What is expected
Scan the listing below for the word "则本合同终止" and state how many lines hold it. Write nothing but the number.

Dataset entries
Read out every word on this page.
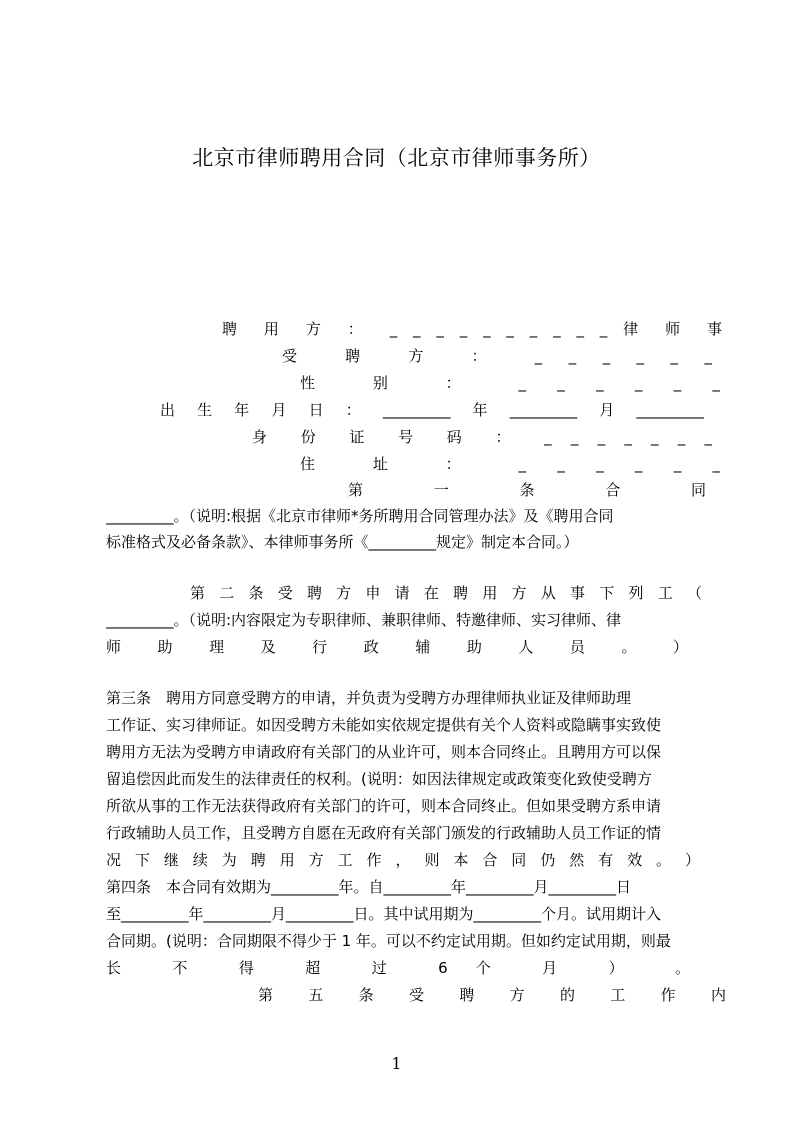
北京市律师聘用合同（北京市律师事务所）
聘 用 方 ： _ _ _ _ _ _ _ _ _ _ 律 师 事
受 聘 方 ： _ _ _ _ _ _
性 别 ： _ _ _ _ _ _
出生年月日：_________年_________月_________
身 份 证 号 码 ： _ _ _ _ _ _ _
住 址 ： _ _ _ _ _ _
第 一 条 合 同
_________。（说明:根据《北京市律师*务所聘用合同管理办法》及《聘用合同
标准格式及必备条款》、本律师事务所《_________规定》制定本合同。）
第 二 条 受 聘 方 申 请 在 聘 用 方 从 事 下 列 工 （
_________。（说明:内容限定为专职律师、兼职律师、特邀律师、实习律师、律
师 助 理 及 行 政 辅 助 人 员 。 ）
第三条　聘用方同意受聘方的申请，并负责为受聘方办理律师执业证及律师助理
工作证、实习律师证。如因受聘方未能如实依规定提供有关个人资料或隐瞒事实致使
聘用方无法为受聘方申请政府有关部门的从业许可，则本合同终止。且聘用方可以保
留追偿因此而发生的法律责任的权利。(说明：如因法律规定或政策变化致使受聘方
所欲从事的工作无法获得政府有关部门的许可，则本合同终止。但如果受聘方系申请
行政辅助人员工作，且受聘方自愿在无政府有关部门颁发的行政辅助人员工作证的情
况 下 继 续 为 聘 用 方 工 作 ， 则 本 合 同 仍 然 有 效 。 ）
第四条　本合同有效期为_________年。自_________年_________月_________日
至_________年_________月_________日。其中试用期为_________个月。试用期计入
合同期。(说明：合同期限不得少于 1 年。可以不约定试用期。但如约定试用期，则最
长 不 得 超 过 6 个 月 ） 。
第 五 条 受 聘 方 的 工 作 内
1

Answer in full
2